* WHAT THE EXERCISE ASKS:
Reproduce every line of the records below, replacing each occurrence of "legend-swatch" with "legend-marker" and keeping everything else unchanged. Leave the pictures out of your answer.

* DATA SECTION:

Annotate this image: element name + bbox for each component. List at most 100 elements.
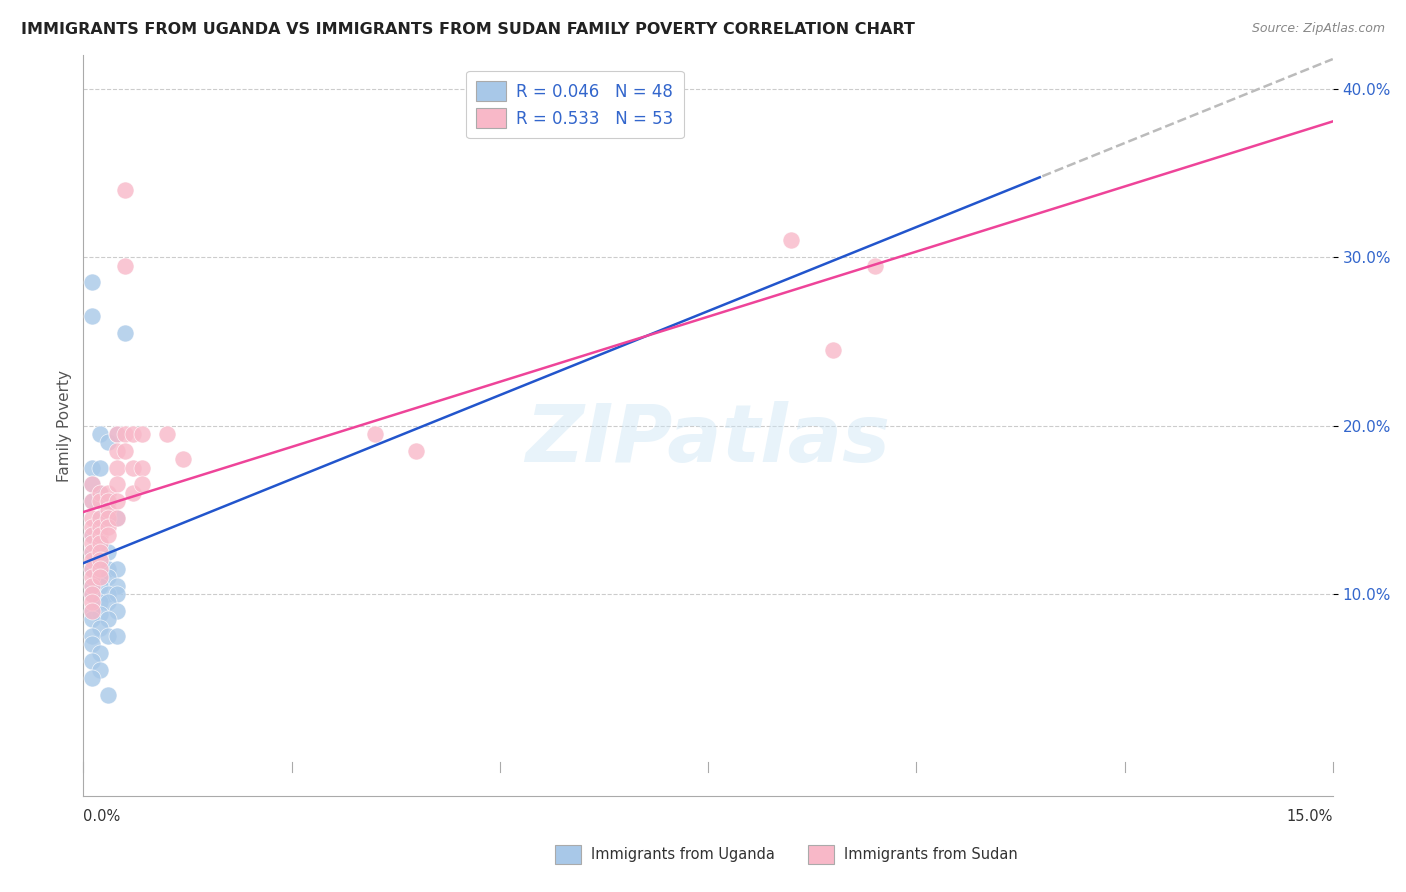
Point	[80, 477, 103, 491]
Point	[97, 494, 120, 508]
Point	[105, 578, 128, 592]
Point	[114, 183, 136, 197]
Point	[89, 528, 111, 542]
Point	[89, 553, 111, 567]
Point	[105, 494, 128, 508]
Point	[89, 486, 111, 500]
Point	[89, 536, 111, 550]
Y-axis label: Family Poverty: Family Poverty	[58, 369, 72, 482]
Point	[80, 562, 103, 576]
Point	[97, 502, 120, 516]
Point	[80, 570, 103, 584]
Point	[114, 326, 136, 340]
Point	[155, 427, 177, 442]
Point	[89, 595, 111, 609]
Point	[89, 562, 111, 576]
Point	[97, 562, 120, 576]
Point	[122, 427, 145, 442]
Point	[89, 545, 111, 559]
Point	[80, 629, 103, 643]
Text: 0.0%: 0.0%	[83, 809, 121, 824]
Point	[131, 460, 153, 475]
Point	[780, 233, 803, 247]
Point	[80, 477, 103, 491]
Point	[80, 604, 103, 618]
Text: ZIPatlas: ZIPatlas	[526, 401, 890, 479]
Point	[114, 259, 136, 273]
Point	[97, 629, 120, 643]
Point	[97, 511, 120, 525]
Point	[89, 460, 111, 475]
Point	[89, 519, 111, 533]
Point	[821, 343, 844, 357]
Point	[80, 578, 103, 592]
Point	[80, 587, 103, 601]
Point	[80, 604, 103, 618]
Point	[89, 486, 111, 500]
Point	[89, 511, 111, 525]
Point	[97, 435, 120, 450]
Point	[89, 536, 111, 550]
Text: Immigrants from Uganda: Immigrants from Uganda	[591, 847, 775, 862]
Point	[89, 621, 111, 635]
Point	[131, 427, 153, 442]
Point	[97, 528, 120, 542]
Point	[105, 604, 128, 618]
Point	[97, 612, 120, 626]
Point	[172, 452, 194, 467]
Point	[80, 519, 103, 533]
Point	[80, 545, 103, 559]
Legend: R = 0.046   N = 48, R = 0.533   N = 53: R = 0.046 N = 48, R = 0.533 N = 53	[467, 70, 683, 138]
Point	[89, 553, 111, 567]
Point	[105, 427, 128, 442]
Point	[89, 607, 111, 622]
Point	[863, 259, 886, 273]
Point	[97, 486, 120, 500]
Text: Source: ZipAtlas.com: Source: ZipAtlas.com	[1251, 22, 1385, 36]
Point	[97, 688, 120, 702]
Point	[80, 595, 103, 609]
Point	[89, 578, 111, 592]
Point	[80, 536, 103, 550]
Point	[105, 587, 128, 601]
Point	[114, 443, 136, 458]
Point	[80, 309, 103, 323]
Point	[131, 477, 153, 491]
Point	[89, 663, 111, 677]
Text: Immigrants from Sudan: Immigrants from Sudan	[844, 847, 1018, 862]
Point	[80, 460, 103, 475]
Point	[97, 511, 120, 525]
Point	[80, 494, 103, 508]
Point	[80, 545, 103, 559]
Text: IMMIGRANTS FROM UGANDA VS IMMIGRANTS FROM SUDAN FAMILY POVERTY CORRELATION CHART: IMMIGRANTS FROM UGANDA VS IMMIGRANTS FRO…	[21, 22, 915, 37]
Text: 15.0%: 15.0%	[1286, 809, 1333, 824]
Point	[122, 486, 145, 500]
Point	[80, 553, 103, 567]
Point	[97, 519, 120, 533]
Point	[80, 654, 103, 668]
Point	[97, 570, 120, 584]
Point	[97, 494, 120, 508]
Point	[122, 460, 145, 475]
Point	[80, 276, 103, 290]
Point	[80, 528, 103, 542]
Point	[105, 511, 128, 525]
Point	[80, 511, 103, 525]
Point	[105, 562, 128, 576]
Point	[80, 612, 103, 626]
Point	[89, 494, 111, 508]
Point	[105, 427, 128, 442]
Point	[80, 637, 103, 651]
Point	[89, 570, 111, 584]
Point	[97, 545, 120, 559]
Point	[80, 671, 103, 685]
Point	[80, 494, 103, 508]
Point	[97, 587, 120, 601]
Point	[105, 511, 128, 525]
Point	[80, 562, 103, 576]
Point	[80, 528, 103, 542]
Point	[364, 427, 387, 442]
Point	[80, 587, 103, 601]
Point	[97, 595, 120, 609]
Point	[105, 460, 128, 475]
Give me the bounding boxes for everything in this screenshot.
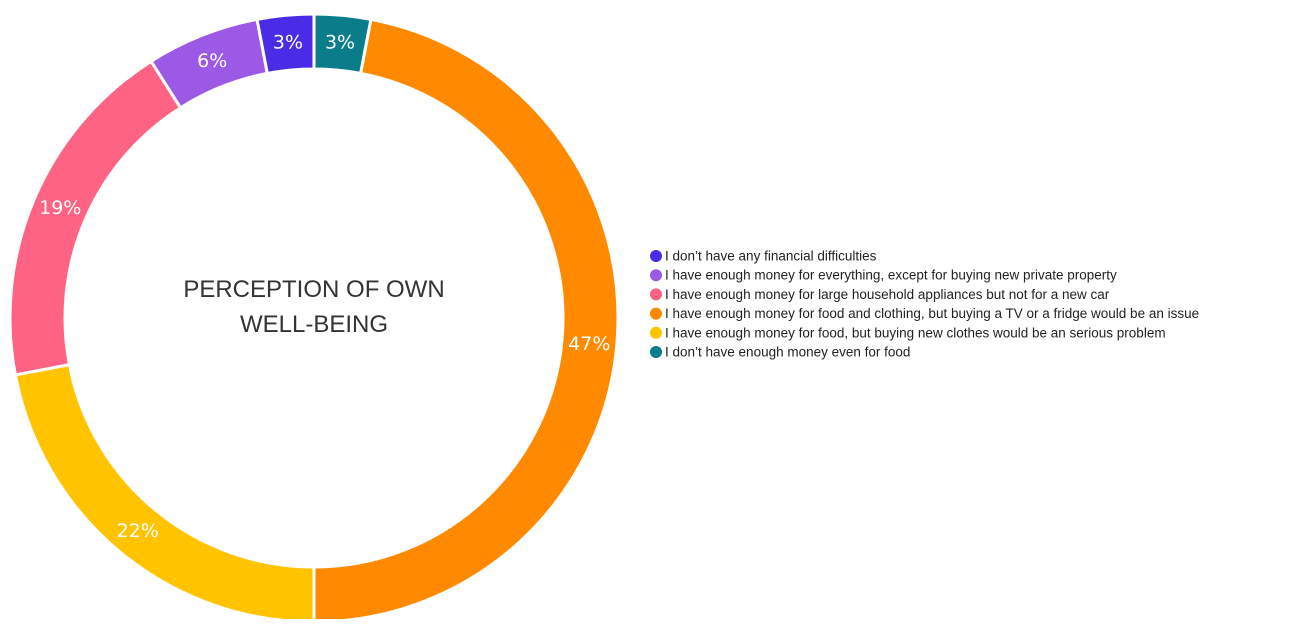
donut-slices	[8, 12, 620, 624]
legend-swatch-5	[650, 326, 662, 339]
legend-swatch-1	[650, 250, 662, 262]
donut-center: PERCEPTION OF OWN WELL-BEING	[183, 276, 444, 338]
legend-label-1: I don’t have any financial difficulties	[665, 249, 877, 264]
legend-label-4: I have enough money for food and clothin…	[665, 306, 1199, 321]
legend-label-6: I don’t have enough money even for food	[665, 345, 910, 360]
donut-slice-labels: 3% 47% 22% 19% 6% 3%	[39, 32, 610, 542]
legend-item-4[interactable]: I have enough money for food and clothin…	[650, 306, 1199, 321]
center-title-line-2: WELL-BEING	[240, 311, 388, 338]
slice-label-5: 6%	[197, 50, 227, 72]
slice-label-4: 19%	[39, 197, 81, 219]
center-title-line-1: PERCEPTION OF OWN	[183, 276, 444, 303]
legend: I don’t have any financial difficulties I…	[650, 249, 1199, 360]
slice-label-3: 22%	[117, 520, 159, 542]
legend-swatch-2	[650, 269, 662, 282]
slice-label-2: 47%	[568, 333, 610, 355]
legend-label-3: I have enough money for large household …	[665, 287, 1110, 302]
legend-item-6[interactable]: I don’t have enough money even for food	[650, 345, 910, 360]
legend-item-1[interactable]: I don’t have any financial difficulties	[650, 249, 877, 264]
slice-4[interactable]	[8, 59, 183, 377]
legend-item-2[interactable]: I have enough money for everything, exce…	[650, 268, 1117, 283]
legend-swatch-6	[650, 346, 662, 358]
legend-item-3[interactable]: I have enough money for large household …	[650, 287, 1110, 302]
slice-3[interactable]	[13, 363, 316, 624]
legend-swatch-3	[650, 288, 662, 301]
slice-label-1: 3%	[325, 32, 355, 54]
slice-label-6: 3%	[273, 32, 303, 54]
legend-item-5[interactable]: I have enough money for food, but buying…	[650, 325, 1166, 340]
legend-label-5: I have enough money for food, but buying…	[665, 325, 1166, 340]
legend-label-2: I have enough money for everything, exce…	[665, 268, 1117, 283]
slice-6[interactable]	[255, 12, 316, 75]
legend-swatch-4	[650, 307, 662, 320]
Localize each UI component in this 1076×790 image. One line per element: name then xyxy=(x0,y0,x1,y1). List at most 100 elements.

* THE REPLY:
Annotate this image: element name + bbox for each component. List at most 100 elements.
Point	[80, 477, 103, 491]
Point	[97, 494, 120, 508]
Point	[105, 578, 128, 592]
Point	[114, 183, 136, 197]
Point	[89, 528, 111, 542]
Point	[89, 553, 111, 567]
Point	[105, 494, 128, 508]
Point	[89, 486, 111, 500]
Point	[89, 536, 111, 550]
Y-axis label: Family Poverty: Family Poverty	[58, 369, 72, 482]
Point	[80, 562, 103, 576]
Point	[97, 502, 120, 516]
Point	[80, 570, 103, 584]
Point	[114, 326, 136, 340]
Point	[155, 427, 177, 442]
Point	[89, 595, 111, 609]
Point	[89, 562, 111, 576]
Point	[97, 562, 120, 576]
Point	[122, 427, 145, 442]
Point	[89, 545, 111, 559]
Point	[80, 629, 103, 643]
Text: 0.0%: 0.0%	[83, 809, 121, 824]
Point	[131, 460, 153, 475]
Point	[780, 233, 803, 247]
Point	[80, 477, 103, 491]
Point	[80, 604, 103, 618]
Text: ZIPatlas: ZIPatlas	[526, 401, 890, 479]
Point	[114, 259, 136, 273]
Point	[97, 629, 120, 643]
Point	[97, 511, 120, 525]
Point	[89, 460, 111, 475]
Point	[89, 519, 111, 533]
Point	[821, 343, 844, 357]
Point	[80, 578, 103, 592]
Point	[80, 587, 103, 601]
Point	[80, 604, 103, 618]
Point	[89, 486, 111, 500]
Point	[89, 511, 111, 525]
Point	[97, 435, 120, 450]
Point	[89, 536, 111, 550]
Text: Immigrants from Uganda: Immigrants from Uganda	[591, 847, 775, 862]
Point	[89, 621, 111, 635]
Point	[131, 427, 153, 442]
Point	[97, 528, 120, 542]
Point	[105, 604, 128, 618]
Point	[97, 612, 120, 626]
Point	[172, 452, 194, 467]
Point	[80, 519, 103, 533]
Point	[80, 545, 103, 559]
Legend: R = 0.046   N = 48, R = 0.533   N = 53: R = 0.046 N = 48, R = 0.533 N = 53	[467, 70, 683, 138]
Point	[89, 553, 111, 567]
Point	[105, 427, 128, 442]
Point	[89, 607, 111, 622]
Point	[863, 259, 886, 273]
Point	[97, 486, 120, 500]
Text: Source: ZipAtlas.com: Source: ZipAtlas.com	[1251, 22, 1385, 36]
Point	[97, 688, 120, 702]
Point	[80, 595, 103, 609]
Point	[89, 578, 111, 592]
Point	[80, 536, 103, 550]
Point	[105, 587, 128, 601]
Point	[114, 443, 136, 458]
Point	[80, 309, 103, 323]
Point	[131, 477, 153, 491]
Point	[89, 663, 111, 677]
Text: Immigrants from Sudan: Immigrants from Sudan	[844, 847, 1018, 862]
Point	[80, 460, 103, 475]
Point	[97, 511, 120, 525]
Point	[80, 494, 103, 508]
Point	[80, 545, 103, 559]
Text: IMMIGRANTS FROM UGANDA VS IMMIGRANTS FROM SUDAN FAMILY POVERTY CORRELATION CHART: IMMIGRANTS FROM UGANDA VS IMMIGRANTS FRO…	[21, 22, 915, 37]
Text: 15.0%: 15.0%	[1286, 809, 1333, 824]
Point	[122, 486, 145, 500]
Point	[80, 553, 103, 567]
Point	[97, 519, 120, 533]
Point	[80, 654, 103, 668]
Point	[97, 570, 120, 584]
Point	[97, 494, 120, 508]
Point	[122, 460, 145, 475]
Point	[80, 276, 103, 290]
Point	[80, 528, 103, 542]
Point	[105, 511, 128, 525]
Point	[80, 511, 103, 525]
Point	[105, 562, 128, 576]
Point	[80, 612, 103, 626]
Point	[89, 494, 111, 508]
Point	[105, 427, 128, 442]
Point	[80, 637, 103, 651]
Point	[89, 570, 111, 584]
Point	[97, 545, 120, 559]
Point	[80, 671, 103, 685]
Point	[80, 494, 103, 508]
Point	[97, 587, 120, 601]
Point	[105, 511, 128, 525]
Point	[80, 562, 103, 576]
Point	[80, 528, 103, 542]
Point	[364, 427, 387, 442]
Point	[80, 587, 103, 601]
Point	[97, 595, 120, 609]
Point	[105, 460, 128, 475]
Give me the bounding boxes for everything in this screenshot.
donut-slices	[8, 12, 620, 624]
legend-marker-5	[650, 326, 662, 339]
legend-marker-1	[650, 250, 662, 262]
donut-center: PERCEPTION OF OWN WELL-BEING	[183, 276, 444, 338]
legend-label-1: I don’t have any financial difficulties	[665, 249, 877, 264]
legend-label-4: I have enough money for food and clothin…	[665, 306, 1199, 321]
legend-label-6: I don’t have enough money even for food	[665, 345, 910, 360]
donut-slice-labels: 3% 47% 22% 19% 6% 3%	[39, 32, 610, 542]
legend-item-4[interactable]: I have enough money for food and clothin…	[650, 306, 1199, 321]
center-title-line-2: WELL-BEING	[240, 311, 388, 338]
slice-label-5: 6%	[197, 50, 227, 72]
slice-label-4: 19%	[39, 197, 81, 219]
center-title-line-1: PERCEPTION OF OWN	[183, 276, 444, 303]
legend: I don’t have any financial difficulties I…	[650, 249, 1199, 360]
slice-label-3: 22%	[117, 520, 159, 542]
legend-marker-2	[650, 269, 662, 282]
slice-label-2: 47%	[568, 333, 610, 355]
legend-label-3: I have enough money for large household …	[665, 287, 1110, 302]
legend-item-6[interactable]: I don’t have enough money even for food	[650, 345, 910, 360]
legend-item-1[interactable]: I don’t have any financial difficulties	[650, 249, 877, 264]
slice-4[interactable]	[8, 59, 183, 377]
legend-item-2[interactable]: I have enough money for everything, exce…	[650, 268, 1117, 283]
legend-marker-6	[650, 346, 662, 358]
legend-item-3[interactable]: I have enough money for large household …	[650, 287, 1110, 302]
slice-3[interactable]	[13, 363, 316, 624]
legend-marker-3	[650, 288, 662, 301]
slice-label-1: 3%	[325, 32, 355, 54]
slice-label-6: 3%	[273, 32, 303, 54]
legend-item-5[interactable]: I have enough money for food, but buying…	[650, 325, 1166, 340]
legend-label-5: I have enough money for food, but buying…	[665, 325, 1166, 340]
legend-label-2: I have enough money for everything, exce…	[665, 268, 1117, 283]
slice-6[interactable]	[255, 12, 316, 75]
legend-marker-4	[650, 307, 662, 320]
Localize each UI component in this 1076×790 image. One line per element: name then xyxy=(x0,y0,x1,y1). List at most 100 elements.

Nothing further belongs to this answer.